TASK INSTRUCTIONS: Restate the entries word for word, omitting nothing.

Figure content listings
- - -

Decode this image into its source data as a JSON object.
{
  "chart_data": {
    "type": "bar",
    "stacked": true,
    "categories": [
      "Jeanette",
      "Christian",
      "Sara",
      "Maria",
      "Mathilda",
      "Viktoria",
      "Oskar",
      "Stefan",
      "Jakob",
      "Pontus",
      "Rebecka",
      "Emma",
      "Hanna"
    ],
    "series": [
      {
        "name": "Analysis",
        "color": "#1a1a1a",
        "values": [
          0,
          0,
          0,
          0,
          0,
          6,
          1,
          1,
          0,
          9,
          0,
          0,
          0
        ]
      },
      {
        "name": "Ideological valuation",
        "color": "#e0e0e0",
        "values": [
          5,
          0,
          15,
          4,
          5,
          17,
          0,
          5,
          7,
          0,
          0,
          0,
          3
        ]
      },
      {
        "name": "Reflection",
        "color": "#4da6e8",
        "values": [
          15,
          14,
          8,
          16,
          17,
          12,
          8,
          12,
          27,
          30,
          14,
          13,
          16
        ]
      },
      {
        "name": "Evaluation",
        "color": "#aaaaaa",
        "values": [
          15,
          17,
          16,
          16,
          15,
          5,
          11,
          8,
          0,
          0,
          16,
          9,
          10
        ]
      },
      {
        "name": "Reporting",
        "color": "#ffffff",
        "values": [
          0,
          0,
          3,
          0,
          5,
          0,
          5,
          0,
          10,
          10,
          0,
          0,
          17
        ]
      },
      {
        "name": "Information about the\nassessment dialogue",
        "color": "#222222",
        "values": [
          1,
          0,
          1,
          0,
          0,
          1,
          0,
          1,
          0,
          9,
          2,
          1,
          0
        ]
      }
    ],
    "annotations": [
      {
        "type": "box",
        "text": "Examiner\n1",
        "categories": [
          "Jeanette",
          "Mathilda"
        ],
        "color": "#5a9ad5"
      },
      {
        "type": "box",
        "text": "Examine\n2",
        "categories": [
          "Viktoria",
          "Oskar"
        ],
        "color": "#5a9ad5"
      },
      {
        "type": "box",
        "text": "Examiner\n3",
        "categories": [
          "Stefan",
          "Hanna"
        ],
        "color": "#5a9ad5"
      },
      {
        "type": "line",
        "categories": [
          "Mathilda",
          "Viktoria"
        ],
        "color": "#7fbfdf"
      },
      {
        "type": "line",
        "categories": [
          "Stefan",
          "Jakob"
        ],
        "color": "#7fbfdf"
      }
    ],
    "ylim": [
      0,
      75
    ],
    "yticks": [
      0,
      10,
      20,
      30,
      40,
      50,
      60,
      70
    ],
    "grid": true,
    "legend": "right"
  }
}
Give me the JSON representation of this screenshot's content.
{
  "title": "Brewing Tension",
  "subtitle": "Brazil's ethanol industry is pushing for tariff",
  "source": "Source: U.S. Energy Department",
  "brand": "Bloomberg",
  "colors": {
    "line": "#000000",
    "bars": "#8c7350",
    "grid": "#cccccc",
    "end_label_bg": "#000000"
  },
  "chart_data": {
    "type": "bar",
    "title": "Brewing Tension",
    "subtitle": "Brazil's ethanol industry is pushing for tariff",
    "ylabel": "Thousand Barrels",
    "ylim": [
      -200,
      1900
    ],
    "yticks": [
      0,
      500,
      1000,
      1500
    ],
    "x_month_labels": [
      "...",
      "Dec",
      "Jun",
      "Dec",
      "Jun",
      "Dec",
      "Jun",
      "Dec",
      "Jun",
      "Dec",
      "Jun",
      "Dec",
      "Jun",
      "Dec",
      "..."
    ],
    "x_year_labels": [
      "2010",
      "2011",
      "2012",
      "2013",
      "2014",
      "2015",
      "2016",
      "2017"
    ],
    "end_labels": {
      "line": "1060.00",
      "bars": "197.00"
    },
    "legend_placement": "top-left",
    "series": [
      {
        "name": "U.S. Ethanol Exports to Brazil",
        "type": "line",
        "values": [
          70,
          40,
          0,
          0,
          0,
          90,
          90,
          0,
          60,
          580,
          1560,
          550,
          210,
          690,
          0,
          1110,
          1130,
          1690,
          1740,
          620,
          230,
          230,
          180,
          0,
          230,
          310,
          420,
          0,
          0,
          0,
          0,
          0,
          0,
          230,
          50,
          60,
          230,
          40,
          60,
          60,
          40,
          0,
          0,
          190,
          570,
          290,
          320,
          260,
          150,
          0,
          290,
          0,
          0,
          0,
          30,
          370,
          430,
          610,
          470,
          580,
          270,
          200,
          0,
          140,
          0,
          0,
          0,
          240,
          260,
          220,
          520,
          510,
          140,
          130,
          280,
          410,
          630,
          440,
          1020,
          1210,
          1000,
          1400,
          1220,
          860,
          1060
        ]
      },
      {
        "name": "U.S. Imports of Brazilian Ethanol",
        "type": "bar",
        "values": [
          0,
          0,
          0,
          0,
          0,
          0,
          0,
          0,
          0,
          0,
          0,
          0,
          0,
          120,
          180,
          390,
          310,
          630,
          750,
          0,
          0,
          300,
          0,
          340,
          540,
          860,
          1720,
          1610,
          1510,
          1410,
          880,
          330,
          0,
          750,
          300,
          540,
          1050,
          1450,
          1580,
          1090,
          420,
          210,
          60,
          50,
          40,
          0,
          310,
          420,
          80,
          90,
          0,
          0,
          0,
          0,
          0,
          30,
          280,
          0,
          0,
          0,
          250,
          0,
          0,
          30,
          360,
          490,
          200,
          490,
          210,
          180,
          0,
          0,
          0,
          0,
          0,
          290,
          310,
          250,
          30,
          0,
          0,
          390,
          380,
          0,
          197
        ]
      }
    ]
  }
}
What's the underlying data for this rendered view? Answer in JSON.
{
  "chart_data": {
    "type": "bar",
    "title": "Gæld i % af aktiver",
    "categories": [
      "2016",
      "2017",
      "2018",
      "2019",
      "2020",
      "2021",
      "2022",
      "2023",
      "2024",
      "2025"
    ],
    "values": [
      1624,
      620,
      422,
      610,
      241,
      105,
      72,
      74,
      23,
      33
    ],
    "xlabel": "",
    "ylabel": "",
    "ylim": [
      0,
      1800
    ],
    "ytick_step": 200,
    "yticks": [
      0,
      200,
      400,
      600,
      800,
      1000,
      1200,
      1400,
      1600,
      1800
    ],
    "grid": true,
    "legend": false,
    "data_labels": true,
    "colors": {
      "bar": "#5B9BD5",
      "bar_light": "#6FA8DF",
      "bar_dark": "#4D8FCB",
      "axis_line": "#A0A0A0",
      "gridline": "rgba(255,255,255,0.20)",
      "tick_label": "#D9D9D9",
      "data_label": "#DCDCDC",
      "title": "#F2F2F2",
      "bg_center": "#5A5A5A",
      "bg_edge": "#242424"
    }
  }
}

- - -

RESULT:
Decode this image into its source data as a JSON object.
{
  "chart_data": {
    "type": "bar",
    "stacked": true,
    "categories": [
      "Jeanette",
      "Christian",
      "Sara",
      "Maria",
      "Mathilda",
      "Viktoria",
      "Oskar",
      "Stefan",
      "Jakob",
      "Pontus",
      "Rebecka",
      "Emma",
      "Hanna"
    ],
    "series": [
      {
        "name": "Analysis",
        "color": "#1a1a1a",
        "values": [
          0,
          0,
          0,
          0,
          0,
          6,
          1,
          1,
          0,
          9,
          0,
          0,
          0
        ]
      },
      {
        "name": "Ideological valuation",
        "color": "#e0e0e0",
        "values": [
          5,
          0,
          15,
          4,
          5,
          17,
          0,
          5,
          7,
          0,
          0,
          0,
          3
        ]
      },
      {
        "name": "Reflection",
        "color": "#4da6e8",
        "values": [
          15,
          14,
          8,
          16,
          17,
          12,
          8,
          12,
          27,
          30,
          14,
          13,
          16
        ]
      },
      {
        "name": "Evaluation",
        "color": "#aaaaaa",
        "values": [
          15,
          17,
          16,
          16,
          15,
          5,
          11,
          8,
          0,
          0,
          16,
          9,
          10
        ]
      },
      {
        "name": "Reporting",
        "color": "#ffffff",
        "values": [
          0,
          0,
          3,
          0,
          5,
          0,
          5,
          0,
          10,
          10,
          0,
          0,
          17
        ]
      },
      {
        "name": "Information about the\nassessment dialogue",
        "color": "#222222",
        "values": [
          1,
          0,
          1,
          0,
          0,
          1,
          0,
          1,
          0,
          9,
          2,
          1,
          0
        ]
      }
    ],
    "annotations": [
      {
        "type": "box",
        "text": "Examiner\n1",
        "categories": [
          "Jeanette",
          "Mathilda"
        ],
        "color": "#5a9ad5"
      },
      {
        "type": "box",
        "text": "Examine\n2",
        "categories": [
          "Viktoria",
          "Oskar"
        ],
        "color": "#5a9ad5"
      },
      {
        "type": "box",
        "text": "Examiner\n3",
        "categories": [
          "Stefan",
          "Hanna"
        ],
        "color": "#5a9ad5"
      },
      {
        "type": "line",
        "categories": [
          "Mathilda",
          "Viktoria"
        ],
        "color": "#7fbfdf"
      },
      {
        "type": "line",
        "categories": [
          "Stefan",
          "Jakob"
        ],
        "color": "#7fbfdf"
      }
    ],
    "ylim": [
      0,
      75
    ],
    "yticks": [
      0,
      10,
      20,
      30,
      40,
      50,
      60,
      70
    ],
    "grid": true,
    "legend": "right"
  }
}
Give me the JSON representation of this screenshot's content.
{
  "title": "Brewing Tension",
  "subtitle": "Brazil's ethanol industry is pushing for tariff",
  "source": "Source: U.S. Energy Department",
  "brand": "Bloomberg",
  "colors": {
    "line": "#000000",
    "bars": "#8c7350",
    "grid": "#cccccc",
    "end_label_bg": "#000000"
  },
  "chart_data": {
    "type": "bar",
    "title": "Brewing Tension",
    "subtitle": "Brazil's ethanol industry is pushing for tariff",
    "ylabel": "Thousand Barrels",
    "ylim": [
      -200,
      1900
    ],
    "yticks": [
      0,
      500,
      1000,
      1500
    ],
    "x_month_labels": [
      "...",
      "Dec",
      "Jun",
      "Dec",
      "Jun",
      "Dec",
      "Jun",
      "Dec",
      "Jun",
      "Dec",
      "Jun",
      "Dec",
      "Jun",
      "Dec",
      "..."
    ],
    "x_year_labels": [
      "2010",
      "2011",
      "2012",
      "2013",
      "2014",
      "2015",
      "2016",
      "2017"
    ],
    "end_labels": {
      "line": "1060.00",
      "bars": "197.00"
    },
    "legend_placement": "top-left",
    "series": [
      {
        "name": "U.S. Ethanol Exports to Brazil",
        "type": "line",
        "values": [
          70,
          40,
          0,
          0,
          0,
          90,
          90,
          0,
          60,
          580,
          1560,
          550,
          210,
          690,
          0,
          1110,
          1130,
          1690,
          1740,
          620,
          230,
          230,
          180,
          0,
          230,
          310,
          420,
          0,
          0,
          0,
          0,
          0,
          0,
          230,
          50,
          60,
          230,
          40,
          60,
          60,
          40,
          0,
          0,
          190,
          570,
          290,
          320,
          260,
          150,
          0,
          290,
          0,
          0,
          0,
          30,
          370,
          430,
          610,
          470,
          580,
          270,
          200,
          0,
          140,
          0,
          0,
          0,
          240,
          260,
          220,
          520,
          510,
          140,
          130,
          280,
          410,
          630,
          440,
          1020,
          1210,
          1000,
          1400,
          1220,
          860,
          1060
        ]
      },
      {
        "name": "U.S. Imports of Brazilian Ethanol",
        "type": "bar",
        "values": [
          0,
          0,
          0,
          0,
          0,
          0,
          0,
          0,
          0,
          0,
          0,
          0,
          0,
          120,
          180,
          390,
          310,
          630,
          750,
          0,
          0,
          300,
          0,
          340,
          540,
          860,
          1720,
          1610,
          1510,
          1410,
          880,
          330,
          0,
          750,
          300,
          540,
          1050,
          1450,
          1580,
          1090,
          420,
          210,
          60,
          50,
          40,
          0,
          310,
          420,
          80,
          90,
          0,
          0,
          0,
          0,
          0,
          30,
          280,
          0,
          0,
          0,
          250,
          0,
          0,
          30,
          360,
          490,
          200,
          490,
          210,
          180,
          0,
          0,
          0,
          0,
          0,
          290,
          310,
          250,
          30,
          0,
          0,
          390,
          380,
          0,
          197
        ]
      }
    ]
  }
}
What's the underlying data for this rendered view? Answer in JSON.
{
  "chart_data": {
    "type": "bar",
    "title": "Gæld i % af aktiver",
    "categories": [
      "2016",
      "2017",
      "2018",
      "2019",
      "2020",
      "2021",
      "2022",
      "2023",
      "2024",
      "2025"
    ],
    "values": [
      1624,
      620,
      422,
      610,
      241,
      105,
      72,
      74,
      23,
      33
    ],
    "xlabel": "",
    "ylabel": "",
    "ylim": [
      0,
      1800
    ],
    "ytick_step": 200,
    "yticks": [
      0,
      200,
      400,
      600,
      800,
      1000,
      1200,
      1400,
      1600,
      1800
    ],
    "grid": true,
    "legend": false,
    "data_labels": true,
    "colors": {
      "bar": "#5B9BD5",
      "bar_light": "#6FA8DF",
      "bar_dark": "#4D8FCB",
      "axis_line": "#A0A0A0",
      "gridline": "rgba(255,255,255,0.20)",
      "tick_label": "#D9D9D9",
      "data_label": "#DCDCDC",
      "title": "#F2F2F2",
      "bg_center": "#5A5A5A",
      "bg_edge": "#242424"
    }
  }
}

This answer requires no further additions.